■ SELECTED PASSAGE:
** START **
Amounts and Terms of the Advances and Letters of Credit 
  

	2.1	 Advances. 

  

	(a)	 Obligation to Make Advances. Each Lender severally agrees, on the terms and conditions hereinafter set
forth, to make Advances in U.S. dollars to the Borrower from time to time on any Business Day during the period from the date hereof until the Termination Date in a principal amount not to exceed such Lender’s Unused Commitment.

  

	(b)	 Amount of Advances. Each Borrowing shall be in an aggregate amount not less than $10,000,000 or an
integral multiple of $1,000,000 in excess thereof. 

  

	(c)	 Type of Advances. Each Borrowing shall consist of Advances of the same Type made on the same day by the
Lenders ratably according to their respective Commitments. Within the limits of each Lender’s Commitment, the Borrower may from time to time borrow, prepay pursuant to Section 2.13, and reborrow under this Section 2.1 and
Section 2.2. 

  

	2.2	 Making Advances.
** END **
■ MATERIAL:
** START **
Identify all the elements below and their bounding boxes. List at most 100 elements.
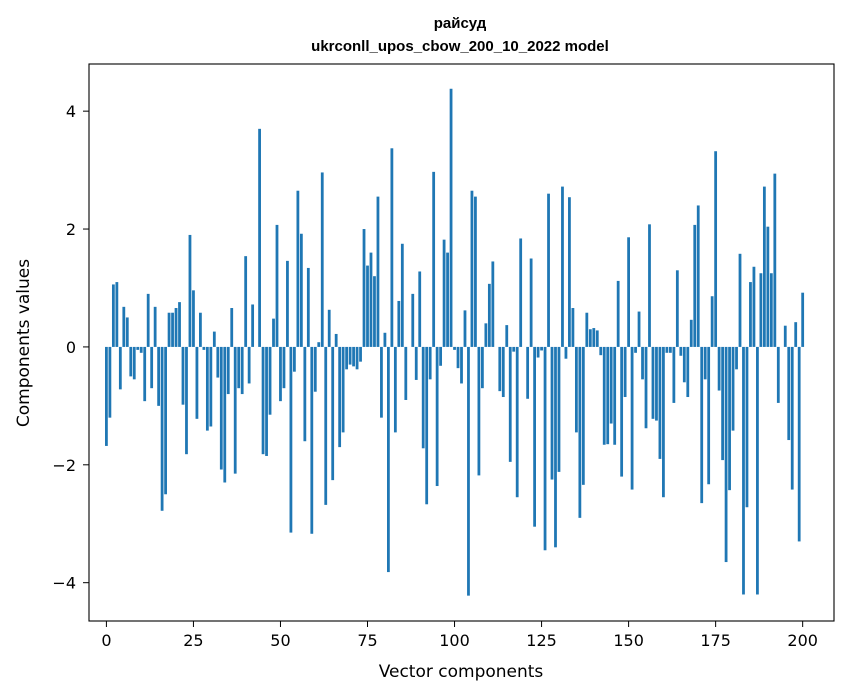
** END **
■ SHORT EXERCISE 1:
Answer these questions from the advances section:
(a) In what currency do the Lenders make Advances?
(b) What is the smallest aggregate amount allowed for a Borrowing?
(c) Which section governs the Borrower's prepayments?
■ SHORT EXERCISE 2:
Extend the advances section past its final heading.

■ ANSWER 1:
(a) U.S. dollars
(b) $10,000,000
(c) Section 2.13

■ ANSWER 2:
	(a)	 Notice of Borrowing. Each Borrowing shall be made on notice, given by the Borrower to the Agent
not later than 1:00 p.m. (New York City time) on the day of the proposed Borrowing in the case of a Base Rate Borrowing and on the third Business Day prior to the date of the proposed Borrowing in the case of a Eurodollar Rate Borrowing (a
“Notice of Borrowing”). Each such Notice of Borrowing shall be in substantially the form of Exhibit B, specifying the requested 

  

	 	(i)	 date of such Borrowing, 

 

	 	(ii)	 Type of Advances constituting such Borrowing, 

 

	 	(iii)	 aggregate amount of such Borrowing, and 

 

	 	(iv)	 in the case of a Borrowing composed of Eurodollar Rate Advances, the initial Interest Period for each such
Advance.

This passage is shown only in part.